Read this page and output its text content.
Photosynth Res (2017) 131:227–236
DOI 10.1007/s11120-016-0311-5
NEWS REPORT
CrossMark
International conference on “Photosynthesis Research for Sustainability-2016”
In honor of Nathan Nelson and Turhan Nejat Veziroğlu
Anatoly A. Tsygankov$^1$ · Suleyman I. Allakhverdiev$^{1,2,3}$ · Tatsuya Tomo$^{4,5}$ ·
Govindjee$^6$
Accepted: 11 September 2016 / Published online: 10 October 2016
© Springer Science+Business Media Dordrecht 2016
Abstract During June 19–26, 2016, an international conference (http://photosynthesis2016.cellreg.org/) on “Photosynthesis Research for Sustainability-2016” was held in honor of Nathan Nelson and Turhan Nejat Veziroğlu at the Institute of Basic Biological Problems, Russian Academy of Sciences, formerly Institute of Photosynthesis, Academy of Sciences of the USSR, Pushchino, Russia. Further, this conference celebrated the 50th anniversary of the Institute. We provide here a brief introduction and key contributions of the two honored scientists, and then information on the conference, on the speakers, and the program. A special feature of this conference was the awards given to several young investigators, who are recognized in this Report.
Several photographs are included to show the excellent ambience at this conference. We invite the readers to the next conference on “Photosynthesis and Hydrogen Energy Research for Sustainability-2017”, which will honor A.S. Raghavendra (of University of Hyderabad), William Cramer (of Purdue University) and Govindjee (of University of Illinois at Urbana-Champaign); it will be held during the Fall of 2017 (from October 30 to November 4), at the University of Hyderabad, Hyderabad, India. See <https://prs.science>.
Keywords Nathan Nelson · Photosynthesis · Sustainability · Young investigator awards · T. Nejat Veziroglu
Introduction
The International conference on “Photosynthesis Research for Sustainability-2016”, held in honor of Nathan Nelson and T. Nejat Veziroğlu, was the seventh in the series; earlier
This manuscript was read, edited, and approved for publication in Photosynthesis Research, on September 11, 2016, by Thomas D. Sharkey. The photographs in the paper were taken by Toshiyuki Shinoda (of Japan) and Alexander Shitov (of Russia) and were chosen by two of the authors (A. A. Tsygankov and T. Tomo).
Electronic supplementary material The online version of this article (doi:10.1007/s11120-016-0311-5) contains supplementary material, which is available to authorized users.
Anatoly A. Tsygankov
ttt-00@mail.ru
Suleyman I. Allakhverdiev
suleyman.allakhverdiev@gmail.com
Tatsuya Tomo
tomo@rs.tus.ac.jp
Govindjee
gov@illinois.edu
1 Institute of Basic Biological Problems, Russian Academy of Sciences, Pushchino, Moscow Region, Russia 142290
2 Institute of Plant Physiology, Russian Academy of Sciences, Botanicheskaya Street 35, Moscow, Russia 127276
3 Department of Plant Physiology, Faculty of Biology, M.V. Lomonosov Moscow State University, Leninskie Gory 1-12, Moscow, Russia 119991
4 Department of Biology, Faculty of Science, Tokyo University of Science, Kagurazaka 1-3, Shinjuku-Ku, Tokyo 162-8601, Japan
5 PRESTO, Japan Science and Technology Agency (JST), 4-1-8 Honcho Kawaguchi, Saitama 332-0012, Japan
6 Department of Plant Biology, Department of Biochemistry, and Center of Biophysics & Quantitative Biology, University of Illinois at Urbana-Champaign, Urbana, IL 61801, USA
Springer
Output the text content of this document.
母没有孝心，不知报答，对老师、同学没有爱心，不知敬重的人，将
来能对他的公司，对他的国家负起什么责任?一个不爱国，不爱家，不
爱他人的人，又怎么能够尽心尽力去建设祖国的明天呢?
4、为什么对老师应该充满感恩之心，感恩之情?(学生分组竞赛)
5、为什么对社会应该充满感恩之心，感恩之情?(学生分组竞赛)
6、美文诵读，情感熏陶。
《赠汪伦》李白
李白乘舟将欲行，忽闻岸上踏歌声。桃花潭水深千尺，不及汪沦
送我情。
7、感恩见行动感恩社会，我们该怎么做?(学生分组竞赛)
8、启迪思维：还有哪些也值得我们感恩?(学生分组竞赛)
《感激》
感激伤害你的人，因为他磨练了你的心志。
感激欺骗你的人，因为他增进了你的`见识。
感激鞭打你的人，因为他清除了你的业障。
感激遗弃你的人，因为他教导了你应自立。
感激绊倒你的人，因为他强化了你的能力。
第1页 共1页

■ ■ ■ ■ ■ ■ ■

[Prompt] Show the lines from the data above that contain the string "Champaign".

[Full answer]
Several photographs are included to show the excellent ambience at this conference. We invite the readers to the next conference on “Photosynthesis and Hydrogen Energy Research for Sustainability-2017”, which will honor A.S. Raghavendra (of University of Hyderabad), William Cramer (of Purdue University) and Govindjee (of University of Illinois at Urbana-Champaign); it will be held during the Fall of 2017 (from October 30 to November 4), at the University of Hyderabad, Hyderabad, India. See <https://prs.science>.
6 Department of Plant Biology, Department of Biochemistry, and Center of Biophysics & Quantitative Biology, University of Illinois at Urbana-Champaign, Urbana, IL 61801, USA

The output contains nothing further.